Records:

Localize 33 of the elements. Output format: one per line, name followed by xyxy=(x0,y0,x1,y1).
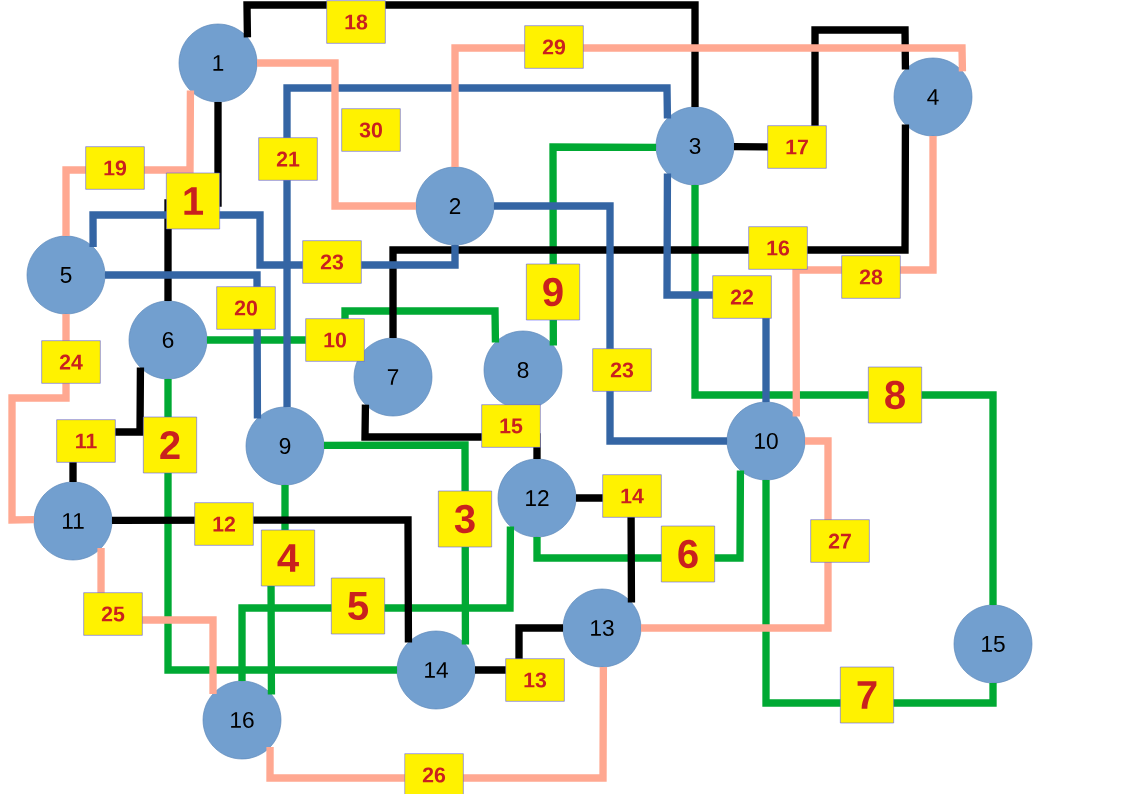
edge-label: 23 xyxy=(592,348,652,392)
edge-label: 8 xyxy=(868,366,922,424)
edge-label: 27 xyxy=(810,519,870,563)
edge-label: 19 xyxy=(85,146,145,190)
edge-label: 11 xyxy=(56,419,116,463)
edge-label: 1 xyxy=(166,172,220,230)
edge-label: 10 xyxy=(305,318,365,362)
connector-line xyxy=(266,666,608,782)
edge-label: 3 xyxy=(438,490,492,548)
edge-label: 9 xyxy=(526,263,580,321)
edge-label: 5 xyxy=(331,577,385,635)
edge-label: 4 xyxy=(261,529,315,587)
edge-label: 22 xyxy=(712,275,772,319)
connector-line xyxy=(283,84,672,408)
edge-label: 14 xyxy=(602,474,662,518)
edge-label: 21 xyxy=(258,137,318,181)
edge-label: 18 xyxy=(326,0,386,44)
edge-label: 26 xyxy=(404,753,464,794)
edge-label: 30 xyxy=(341,108,401,152)
edge-label: 13 xyxy=(505,658,565,702)
edge-label: 25 xyxy=(83,592,143,636)
edge-label: 15 xyxy=(481,404,541,448)
edge-label: 23 xyxy=(302,240,362,284)
edge-label: 7 xyxy=(840,666,894,724)
edge-label: 28 xyxy=(841,255,901,299)
edge-label: 17 xyxy=(767,125,827,169)
edge-label: 12 xyxy=(194,502,254,546)
edge-label: 29 xyxy=(524,25,584,69)
edge-label: 24 xyxy=(41,340,101,384)
edge-label: 16 xyxy=(748,226,808,270)
edge-label: 20 xyxy=(216,286,276,330)
edge-label: 6 xyxy=(661,525,715,583)
edge-label: 2 xyxy=(143,416,197,474)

### Exercise aim
Copy every entry above line for line, leaving out the pictures.

### Correct result
Localize 33 of the elements. Output format: one per line, name followed by xyxy=(x0,y0,x1,y1).
edge-label: 23 xyxy=(592,348,652,392)
edge-label: 8 xyxy=(868,366,922,424)
edge-label: 27 xyxy=(810,519,870,563)
edge-label: 19 xyxy=(85,146,145,190)
edge-label: 11 xyxy=(56,419,116,463)
edge-label: 1 xyxy=(166,172,220,230)
edge-label: 10 xyxy=(305,318,365,362)
connector-line xyxy=(266,666,608,782)
edge-label: 3 xyxy=(438,490,492,548)
edge-label: 9 xyxy=(526,263,580,321)
edge-label: 5 xyxy=(331,577,385,635)
edge-label: 4 xyxy=(261,529,315,587)
edge-label: 22 xyxy=(712,275,772,319)
connector-line xyxy=(283,84,672,408)
edge-label: 14 xyxy=(602,474,662,518)
edge-label: 21 xyxy=(258,137,318,181)
edge-label: 18 xyxy=(326,0,386,44)
edge-label: 26 xyxy=(404,753,464,794)
edge-label: 30 xyxy=(341,108,401,152)
edge-label: 13 xyxy=(505,658,565,702)
edge-label: 25 xyxy=(83,592,143,636)
edge-label: 15 xyxy=(481,404,541,448)
edge-label: 23 xyxy=(302,240,362,284)
edge-label: 7 xyxy=(840,666,894,724)
edge-label: 28 xyxy=(841,255,901,299)
edge-label: 17 xyxy=(767,125,827,169)
edge-label: 12 xyxy=(194,502,254,546)
edge-label: 29 xyxy=(524,25,584,69)
edge-label: 24 xyxy=(41,340,101,384)
edge-label: 16 xyxy=(748,226,808,270)
edge-label: 20 xyxy=(216,286,276,330)
edge-label: 6 xyxy=(661,525,715,583)
edge-label: 2 xyxy=(143,416,197,474)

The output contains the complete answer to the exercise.